[Exercise directions] Reproduce the rows from the line with "List all visible" through the line with "undo-icon[interactable]: ↶ — [1682, 80, 1706, 102]". Substitute "revert-icon" for every "undo-icon" and keep everything else unchanged.

[Dataset content]
........

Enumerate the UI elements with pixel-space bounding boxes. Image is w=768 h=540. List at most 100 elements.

........

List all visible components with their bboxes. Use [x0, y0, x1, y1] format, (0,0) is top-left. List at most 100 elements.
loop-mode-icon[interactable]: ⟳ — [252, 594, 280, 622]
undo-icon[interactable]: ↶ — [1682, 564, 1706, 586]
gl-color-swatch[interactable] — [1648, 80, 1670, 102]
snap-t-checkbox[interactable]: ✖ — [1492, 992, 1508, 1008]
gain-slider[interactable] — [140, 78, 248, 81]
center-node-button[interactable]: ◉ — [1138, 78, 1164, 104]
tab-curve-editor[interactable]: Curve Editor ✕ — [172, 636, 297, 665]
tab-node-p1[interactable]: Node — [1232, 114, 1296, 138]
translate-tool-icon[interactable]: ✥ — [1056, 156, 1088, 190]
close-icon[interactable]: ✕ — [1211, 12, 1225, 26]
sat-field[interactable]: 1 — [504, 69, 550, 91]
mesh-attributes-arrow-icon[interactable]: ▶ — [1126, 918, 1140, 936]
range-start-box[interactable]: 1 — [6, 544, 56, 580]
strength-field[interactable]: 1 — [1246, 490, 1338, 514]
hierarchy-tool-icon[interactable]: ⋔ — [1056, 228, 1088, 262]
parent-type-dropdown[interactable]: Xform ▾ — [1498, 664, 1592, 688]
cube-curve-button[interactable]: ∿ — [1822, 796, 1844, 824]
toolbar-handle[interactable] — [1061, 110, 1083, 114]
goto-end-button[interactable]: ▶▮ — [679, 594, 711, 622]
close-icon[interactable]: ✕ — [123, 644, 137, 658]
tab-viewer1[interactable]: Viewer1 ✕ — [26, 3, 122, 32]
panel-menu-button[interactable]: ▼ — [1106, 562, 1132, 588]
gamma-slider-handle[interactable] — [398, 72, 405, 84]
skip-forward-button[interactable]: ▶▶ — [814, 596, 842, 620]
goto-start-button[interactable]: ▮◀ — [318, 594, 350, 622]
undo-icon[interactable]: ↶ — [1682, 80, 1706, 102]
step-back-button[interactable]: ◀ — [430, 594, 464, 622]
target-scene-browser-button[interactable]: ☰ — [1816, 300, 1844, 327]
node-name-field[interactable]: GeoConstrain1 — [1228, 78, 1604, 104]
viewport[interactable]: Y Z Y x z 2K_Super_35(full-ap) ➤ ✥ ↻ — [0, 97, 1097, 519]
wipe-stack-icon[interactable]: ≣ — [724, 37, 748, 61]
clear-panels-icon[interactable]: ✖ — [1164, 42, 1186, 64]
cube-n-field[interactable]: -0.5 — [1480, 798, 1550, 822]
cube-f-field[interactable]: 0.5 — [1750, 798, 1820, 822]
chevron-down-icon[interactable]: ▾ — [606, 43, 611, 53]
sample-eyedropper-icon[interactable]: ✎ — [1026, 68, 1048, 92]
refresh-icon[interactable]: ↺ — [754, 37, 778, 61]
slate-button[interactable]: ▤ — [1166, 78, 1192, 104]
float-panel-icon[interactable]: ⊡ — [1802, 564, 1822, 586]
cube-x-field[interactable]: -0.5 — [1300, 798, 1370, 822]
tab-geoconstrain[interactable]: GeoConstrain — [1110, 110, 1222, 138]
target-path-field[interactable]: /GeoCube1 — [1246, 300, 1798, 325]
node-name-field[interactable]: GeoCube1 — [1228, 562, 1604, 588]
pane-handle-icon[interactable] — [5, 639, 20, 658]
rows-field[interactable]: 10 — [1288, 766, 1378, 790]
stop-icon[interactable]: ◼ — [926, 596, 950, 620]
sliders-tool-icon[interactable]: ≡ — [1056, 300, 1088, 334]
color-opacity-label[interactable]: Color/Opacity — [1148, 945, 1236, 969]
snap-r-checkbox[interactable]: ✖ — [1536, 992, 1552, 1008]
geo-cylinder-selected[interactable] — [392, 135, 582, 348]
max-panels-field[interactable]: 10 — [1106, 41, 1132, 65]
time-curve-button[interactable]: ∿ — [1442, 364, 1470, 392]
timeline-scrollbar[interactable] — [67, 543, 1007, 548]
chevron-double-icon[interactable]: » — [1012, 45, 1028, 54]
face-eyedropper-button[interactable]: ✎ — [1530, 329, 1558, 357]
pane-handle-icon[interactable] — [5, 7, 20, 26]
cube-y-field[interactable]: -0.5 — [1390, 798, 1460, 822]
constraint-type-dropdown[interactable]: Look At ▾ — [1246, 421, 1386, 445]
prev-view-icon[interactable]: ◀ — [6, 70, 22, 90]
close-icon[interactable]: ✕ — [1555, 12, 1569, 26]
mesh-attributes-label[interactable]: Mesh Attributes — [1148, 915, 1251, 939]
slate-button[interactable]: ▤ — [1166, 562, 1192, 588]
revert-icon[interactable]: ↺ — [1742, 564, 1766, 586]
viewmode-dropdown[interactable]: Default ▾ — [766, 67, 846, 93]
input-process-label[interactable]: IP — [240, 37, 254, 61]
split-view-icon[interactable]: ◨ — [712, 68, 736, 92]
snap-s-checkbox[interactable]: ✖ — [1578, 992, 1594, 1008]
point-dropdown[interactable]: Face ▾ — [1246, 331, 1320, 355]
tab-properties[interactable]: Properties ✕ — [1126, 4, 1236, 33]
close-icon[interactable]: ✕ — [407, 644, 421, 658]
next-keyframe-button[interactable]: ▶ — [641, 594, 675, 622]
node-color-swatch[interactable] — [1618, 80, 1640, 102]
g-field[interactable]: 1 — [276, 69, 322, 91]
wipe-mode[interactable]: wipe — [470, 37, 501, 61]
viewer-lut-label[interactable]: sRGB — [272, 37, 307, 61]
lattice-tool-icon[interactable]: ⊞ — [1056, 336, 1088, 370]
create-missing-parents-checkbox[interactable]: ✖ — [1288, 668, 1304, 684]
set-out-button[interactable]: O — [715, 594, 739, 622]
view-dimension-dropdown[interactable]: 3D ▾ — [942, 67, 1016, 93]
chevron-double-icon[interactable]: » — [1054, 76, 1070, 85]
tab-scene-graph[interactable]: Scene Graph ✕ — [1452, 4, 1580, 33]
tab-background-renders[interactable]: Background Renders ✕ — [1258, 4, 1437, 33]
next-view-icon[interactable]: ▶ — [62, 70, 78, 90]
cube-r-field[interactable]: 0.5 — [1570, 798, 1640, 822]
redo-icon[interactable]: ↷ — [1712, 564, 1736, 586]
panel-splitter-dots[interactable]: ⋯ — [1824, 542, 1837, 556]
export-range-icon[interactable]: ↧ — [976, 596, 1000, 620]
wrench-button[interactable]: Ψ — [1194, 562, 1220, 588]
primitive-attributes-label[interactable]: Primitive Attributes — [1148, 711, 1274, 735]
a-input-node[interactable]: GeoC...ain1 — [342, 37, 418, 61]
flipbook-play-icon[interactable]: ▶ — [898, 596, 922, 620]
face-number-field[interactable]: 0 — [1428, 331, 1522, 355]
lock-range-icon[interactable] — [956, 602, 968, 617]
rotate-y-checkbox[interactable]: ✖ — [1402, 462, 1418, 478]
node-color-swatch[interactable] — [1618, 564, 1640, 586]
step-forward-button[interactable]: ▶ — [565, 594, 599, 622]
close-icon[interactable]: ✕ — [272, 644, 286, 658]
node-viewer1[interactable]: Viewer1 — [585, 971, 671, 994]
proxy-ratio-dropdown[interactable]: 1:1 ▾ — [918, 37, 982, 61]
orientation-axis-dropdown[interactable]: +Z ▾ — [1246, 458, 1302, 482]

........

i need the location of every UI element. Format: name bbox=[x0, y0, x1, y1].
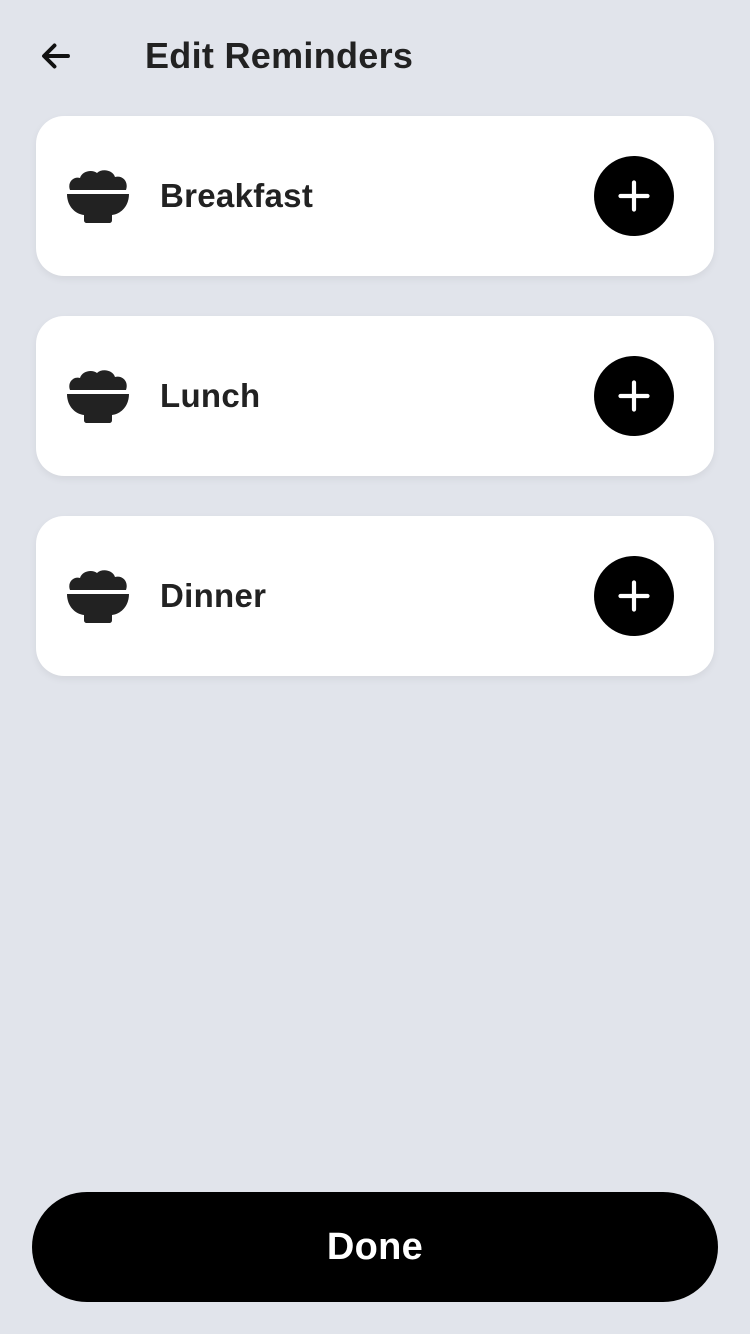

........

[Correct answer]
List all visible components with their bboxes. Use [x0, y0, x1, y1] format, (0,0) is top-left. List at most 100 elements.
loop-mode-icon[interactable]: ⟳ — [252, 594, 280, 622]
revert-icon[interactable]: ↶ — [1682, 564, 1706, 586]
gl-color-swatch[interactable] — [1648, 80, 1670, 102]
snap-t-checkbox[interactable]: ✖ — [1492, 992, 1508, 1008]
gain-slider[interactable] — [140, 78, 248, 81]
center-node-button[interactable]: ◉ — [1138, 78, 1164, 104]
tab-curve-editor[interactable]: Curve Editor ✕ — [172, 636, 297, 665]
tab-node-p1[interactable]: Node — [1232, 114, 1296, 138]
translate-tool-icon[interactable]: ✥ — [1056, 156, 1088, 190]
close-icon[interactable]: ✕ — [1211, 12, 1225, 26]
sat-field[interactable]: 1 — [504, 69, 550, 91]
mesh-attributes-arrow-icon[interactable]: ▶ — [1126, 918, 1140, 936]
range-start-box[interactable]: 1 — [6, 544, 56, 580]
strength-field[interactable]: 1 — [1246, 490, 1338, 514]
hierarchy-tool-icon[interactable]: ⋔ — [1056, 228, 1088, 262]
parent-type-dropdown[interactable]: Xform ▾ — [1498, 664, 1592, 688]
cube-curve-button[interactable]: ∿ — [1822, 796, 1844, 824]
toolbar-handle[interactable] — [1061, 110, 1083, 114]
goto-end-button[interactable]: ▶▮ — [679, 594, 711, 622]
close-icon[interactable]: ✕ — [123, 644, 137, 658]
tab-viewer1[interactable]: Viewer1 ✕ — [26, 3, 122, 32]
panel-menu-button[interactable]: ▼ — [1106, 562, 1132, 588]
gamma-slider-handle[interactable] — [398, 72, 405, 84]
skip-forward-button[interactable]: ▶▶ — [814, 596, 842, 620]
goto-start-button[interactable]: ▮◀ — [318, 594, 350, 622]
revert-icon[interactable]: ↶ — [1682, 80, 1706, 102]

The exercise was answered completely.